(Collected data)
------------------------------------------------------------
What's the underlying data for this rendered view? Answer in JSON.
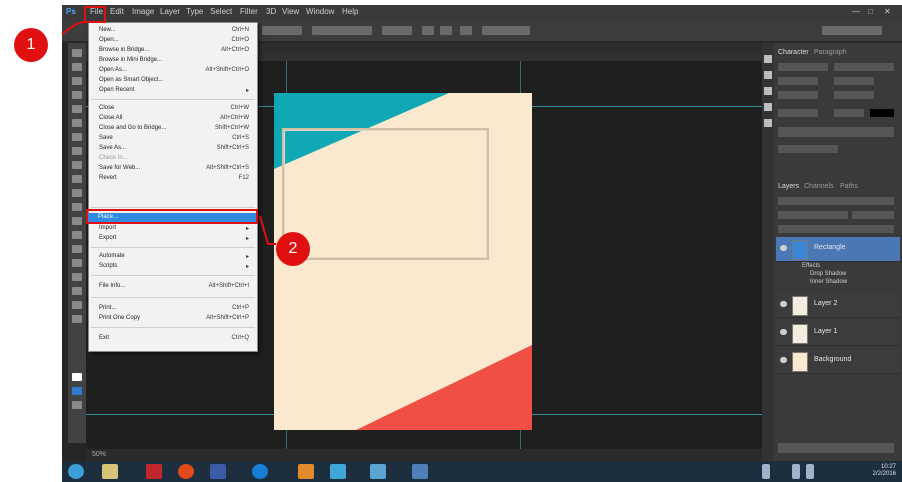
{
  "app": {
    "menubar": {
      "logo": "Ps",
      "items": [
        "File",
        "Edit",
        "Image",
        "Layer",
        "Type",
        "Select",
        "Filter",
        "3D",
        "View",
        "Window",
        "Help"
      ]
    },
    "file_menu": {
      "items": [
        {
          "label": "New...",
          "shortcut": "Ctrl+N"
        },
        {
          "label": "Open...",
          "shortcut": "Ctrl+O"
        },
        {
          "label": "Browse in Bridge...",
          "shortcut": "Alt+Ctrl+O"
        },
        {
          "label": "Browse in Mini Bridge...",
          "shortcut": ""
        },
        {
          "label": "Open As...",
          "shortcut": "Alt+Shift+Ctrl+O"
        },
        {
          "label": "Open as Smart Object...",
          "shortcut": ""
        },
        {
          "label": "Open Recent",
          "shortcut": "▸"
        },
        {
          "label": "Close",
          "shortcut": "Ctrl+W"
        },
        {
          "label": "Close All",
          "shortcut": "Alt+Ctrl+W"
        },
        {
          "label": "Close and Go to Bridge...",
          "shortcut": "Shift+Ctrl+W"
        },
        {
          "label": "Save",
          "shortcut": "Ctrl+S"
        },
        {
          "label": "Save As...",
          "shortcut": "Shift+Ctrl+S"
        },
        {
          "label": "Check In...",
          "shortcut": ""
        },
        {
          "label": "Save for Web...",
          "shortcut": "Alt+Shift+Ctrl+S"
        },
        {
          "label": "Revert",
          "shortcut": "F12"
        },
        {
          "label": "Place...",
          "shortcut": ""
        },
        {
          "label": "Import",
          "shortcut": "▸"
        },
        {
          "label": "Export",
          "shortcut": "▸"
        },
        {
          "label": "Automate",
          "shortcut": "▸"
        },
        {
          "label": "Scripts",
          "shortcut": "▸"
        },
        {
          "label": "File Info...",
          "shortcut": "Alt+Shift+Ctrl+I"
        },
        {
          "label": "Print...",
          "shortcut": "Ctrl+P"
        },
        {
          "label": "Print One Copy",
          "shortcut": "Alt+Shift+Ctrl+P"
        },
        {
          "label": "Exit",
          "shortcut": "Ctrl+Q"
        }
      ]
    },
    "panels": {
      "tabs": [
        "Character",
        "Paragraph"
      ],
      "layers_tabs": [
        "Layers",
        "Channels",
        "Paths"
      ],
      "layers": [
        {
          "name": "Rectangle",
          "selected": true
        },
        {
          "name": "Layer 2",
          "selected": false
        },
        {
          "name": "Layer 1",
          "selected": false
        },
        {
          "name": "Background",
          "selected": false
        }
      ],
      "effects": [
        "Effects",
        "Drop Shadow",
        "Inner Shadow"
      ]
    },
    "status": {
      "zoom": "50%"
    },
    "taskbar": {
      "time": "10:27",
      "date": "2/2/2016"
    }
  },
  "annotations": {
    "callout_1": "1",
    "callout_2": "2",
    "color": "#e01010"
  },
  "colors": {
    "artboard": "#fae8cf",
    "teal_triangle": "#11a8b5",
    "red_triangle": "#f04f45",
    "highlight": "#2f8be0",
    "workspace": "#262626"
  }
}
------------------------------------------------------------
**EXERCISE BRIEF**
Quote the records above in full, dropping each picture.

**THE COMPLETED TASK**
What's the underlying data for this rendered view? Answer in JSON.
{
  "app": {
    "menubar": {
      "logo": "Ps",
      "items": [
        "File",
        "Edit",
        "Image",
        "Layer",
        "Type",
        "Select",
        "Filter",
        "3D",
        "View",
        "Window",
        "Help"
      ]
    },
    "file_menu": {
      "items": [
        {
          "label": "New...",
          "shortcut": "Ctrl+N"
        },
        {
          "label": "Open...",
          "shortcut": "Ctrl+O"
        },
        {
          "label": "Browse in Bridge...",
          "shortcut": "Alt+Ctrl+O"
        },
        {
          "label": "Browse in Mini Bridge...",
          "shortcut": ""
        },
        {
          "label": "Open As...",
          "shortcut": "Alt+Shift+Ctrl+O"
        },
        {
          "label": "Open as Smart Object...",
          "shortcut": ""
        },
        {
          "label": "Open Recent",
          "shortcut": "▸"
        },
        {
          "label": "Close",
          "shortcut": "Ctrl+W"
        },
        {
          "label": "Close All",
          "shortcut": "Alt+Ctrl+W"
        },
        {
          "label": "Close and Go to Bridge...",
          "shortcut": "Shift+Ctrl+W"
        },
        {
          "label": "Save",
          "shortcut": "Ctrl+S"
        },
        {
          "label": "Save As...",
          "shortcut": "Shift+Ctrl+S"
        },
        {
          "label": "Check In...",
          "shortcut": ""
        },
        {
          "label": "Save for Web...",
          "shortcut": "Alt+Shift+Ctrl+S"
        },
        {
          "label": "Revert",
          "shortcut": "F12"
        },
        {
          "label": "Place...",
          "shortcut": ""
        },
        {
          "label": "Import",
          "shortcut": "▸"
        },
        {
          "label": "Export",
          "shortcut": "▸"
        },
        {
          "label": "Automate",
          "shortcut": "▸"
        },
        {
          "label": "Scripts",
          "shortcut": "▸"
        },
        {
          "label": "File Info...",
          "shortcut": "Alt+Shift+Ctrl+I"
        },
        {
          "label": "Print...",
          "shortcut": "Ctrl+P"
        },
        {
          "label": "Print One Copy",
          "shortcut": "Alt+Shift+Ctrl+P"
        },
        {
          "label": "Exit",
          "shortcut": "Ctrl+Q"
        }
      ]
    },
    "panels": {
      "tabs": [
        "Character",
        "Paragraph"
      ],
      "layers_tabs": [
        "Layers",
        "Channels",
        "Paths"
      ],
      "layers": [
        {
          "name": "Rectangle",
          "selected": true
        },
        {
          "name": "Layer 2",
          "selected": false
        },
        {
          "name": "Layer 1",
          "selected": false
        },
        {
          "name": "Background",
          "selected": false
        }
      ],
      "effects": [
        "Effects",
        "Drop Shadow",
        "Inner Shadow"
      ]
    },
    "status": {
      "zoom": "50%"
    },
    "taskbar": {
      "time": "10:27",
      "date": "2/2/2016"
    }
  },
  "annotations": {
    "callout_1": "1",
    "callout_2": "2",
    "color": "#e01010"
  },
  "colors": {
    "artboard": "#fae8cf",
    "teal_triangle": "#11a8b5",
    "red_triangle": "#f04f45",
    "highlight": "#2f8be0",
    "workspace": "#262626"
  }
}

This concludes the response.